(Records from a data source)
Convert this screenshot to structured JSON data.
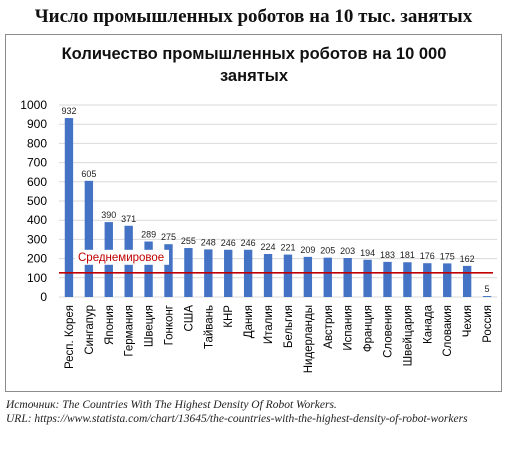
{
  "page_title": "Число промышленных роботов на 10 тыс. занятых",
  "source_line": "Источник: The Countries With The Highest Density Of Robot Workers.",
  "url_line": "URL: https://www.statista.com/chart/13645/the-countries-with-the-highest-density-of-robot-workers",
  "colors": {
    "bar": "#4472c4",
    "average_line": "#c00000",
    "grid": "#d9d9d9"
  },
  "chart_data": {
    "type": "bar",
    "title": "Количество промышленных роботов на 10 000 занятых",
    "xlabel": "",
    "ylabel": "",
    "ylim": [
      0,
      1000
    ],
    "yticks": [
      0,
      100,
      200,
      300,
      400,
      500,
      600,
      700,
      800,
      900,
      1000
    ],
    "grid": true,
    "legend": "none",
    "categories": [
      "Респ. Корея",
      "Сингапур",
      "Япония",
      "Германия",
      "Швеция",
      "Гонконг",
      "США",
      "Тайвань",
      "КНР",
      "Дания",
      "Италия",
      "Бельгия",
      "Нидерланды",
      "Австрия",
      "Испания",
      "Франция",
      "Словения",
      "Швейцария",
      "Канада",
      "Словакия",
      "Чехия",
      "Россия"
    ],
    "values": [
      932,
      605,
      390,
      371,
      289,
      275,
      255,
      248,
      246,
      246,
      224,
      221,
      209,
      205,
      203,
      194,
      183,
      181,
      176,
      175,
      162,
      5
    ],
    "average_line": {
      "label": "Среднемировое",
      "value": 126
    }
  }
}
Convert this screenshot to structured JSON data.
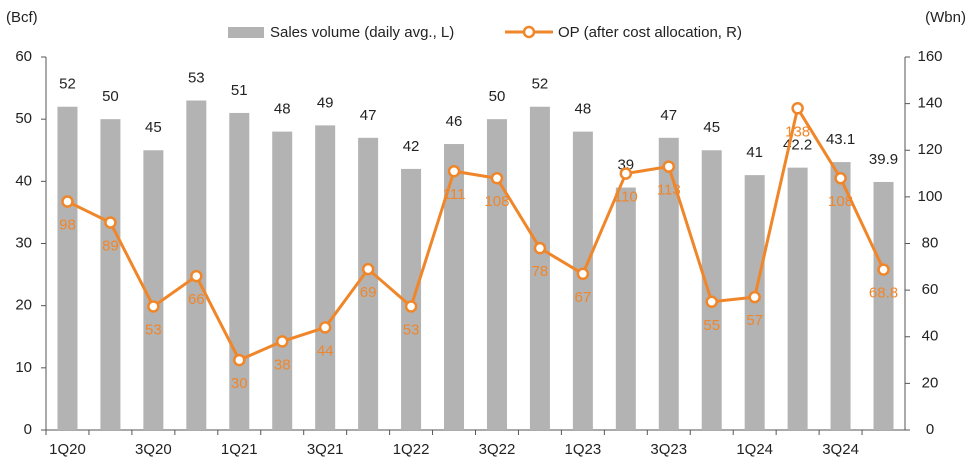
{
  "chart_data": {
    "type": "bar_line",
    "y_label": "(Bcf)",
    "y2_label": "(Wbn)",
    "categories": [
      "1Q20",
      null,
      "3Q20",
      null,
      "1Q21",
      null,
      "3Q21",
      null,
      "1Q22",
      null,
      "3Q22",
      null,
      "1Q23",
      null,
      "3Q23",
      null,
      "1Q24",
      null,
      "3Q24",
      null
    ],
    "series": [
      {
        "name": "Sales volume (daily avg., L)",
        "color": "#b3b3b3",
        "kind": "bar",
        "values": [
          52,
          50,
          45,
          53,
          51,
          48,
          49,
          47,
          42,
          46,
          50,
          52,
          48,
          39,
          47,
          45,
          41,
          42.2,
          43.1,
          39.9
        ]
      },
      {
        "name": "OP (after cost allocation, R)",
        "color": "#f0862a",
        "kind": "line",
        "axis": "y2",
        "values": [
          98,
          89,
          53,
          66,
          30,
          38,
          44,
          69,
          53,
          111,
          108,
          78,
          67,
          110,
          113,
          55,
          57,
          138,
          108,
          68.8
        ]
      }
    ],
    "ylim": [
      0,
      60
    ],
    "yticks": [
      0,
      10,
      20,
      30,
      40,
      50,
      60
    ],
    "y2lim": [
      0,
      160
    ],
    "y2ticks": [
      0,
      20,
      40,
      60,
      80,
      100,
      120,
      140,
      160
    ],
    "grid": false,
    "legend": "top"
  }
}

Aim of the task »
Transcribe the records word for word and include no pictures.

Result of the exercise »
Convert this screenshot to structured JSON data.
{
  "page_title": "Число промышленных роботов на 10 тыс. занятых",
  "source_line": "Источник: The Countries With The Highest Density Of Robot Workers.",
  "url_line": "URL: https://www.statista.com/chart/13645/the-countries-with-the-highest-density-of-robot-workers",
  "colors": {
    "bar": "#4472c4",
    "average_line": "#c00000",
    "grid": "#d9d9d9"
  },
  "chart_data": {
    "type": "bar",
    "title": "Количество промышленных роботов на 10 000 занятых",
    "xlabel": "",
    "ylabel": "",
    "ylim": [
      0,
      1000
    ],
    "yticks": [
      0,
      100,
      200,
      300,
      400,
      500,
      600,
      700,
      800,
      900,
      1000
    ],
    "grid": true,
    "legend": "none",
    "categories": [
      "Респ. Корея",
      "Сингапур",
      "Япония",
      "Германия",
      "Швеция",
      "Гонконг",
      "США",
      "Тайвань",
      "КНР",
      "Дания",
      "Италия",
      "Бельгия",
      "Нидерланды",
      "Австрия",
      "Испания",
      "Франция",
      "Словения",
      "Швейцария",
      "Канада",
      "Словакия",
      "Чехия",
      "Россия"
    ],
    "values": [
      932,
      605,
      390,
      371,
      289,
      275,
      255,
      248,
      246,
      246,
      224,
      221,
      209,
      205,
      203,
      194,
      183,
      181,
      176,
      175,
      162,
      5
    ],
    "average_line": {
      "label": "Среднемировое",
      "value": 126
    }
  }
}
Convert this screenshot to structured JSON data.
{
  "chart_data": {
    "type": "bar_line",
    "y_label": "(Bcf)",
    "y2_label": "(Wbn)",
    "categories": [
      "1Q20",
      null,
      "3Q20",
      null,
      "1Q21",
      null,
      "3Q21",
      null,
      "1Q22",
      null,
      "3Q22",
      null,
      "1Q23",
      null,
      "3Q23",
      null,
      "1Q24",
      null,
      "3Q24",
      null
    ],
    "series": [
      {
        "name": "Sales volume (daily avg., L)",
        "color": "#b3b3b3",
        "kind": "bar",
        "values": [
          52,
          50,
          45,
          53,
          51,
          48,
          49,
          47,
          42,
          46,
          50,
          52,
          48,
          39,
          47,
          45,
          41,
          42.2,
          43.1,
          39.9
        ]
      },
      {
        "name": "OP (after cost allocation, R)",
        "color": "#f0862a",
        "kind": "line",
        "axis": "y2",
        "values": [
          98,
          89,
          53,
          66,
          30,
          38,
          44,
          69,
          53,
          111,
          108,
          78,
          67,
          110,
          113,
          55,
          57,
          138,
          108,
          68.8
        ]
      }
    ],
    "ylim": [
      0,
      60
    ],
    "yticks": [
      0,
      10,
      20,
      30,
      40,
      50,
      60
    ],
    "y2lim": [
      0,
      160
    ],
    "y2ticks": [
      0,
      20,
      40,
      60,
      80,
      100,
      120,
      140,
      160
    ],
    "grid": false,
    "legend": "top"
  }
}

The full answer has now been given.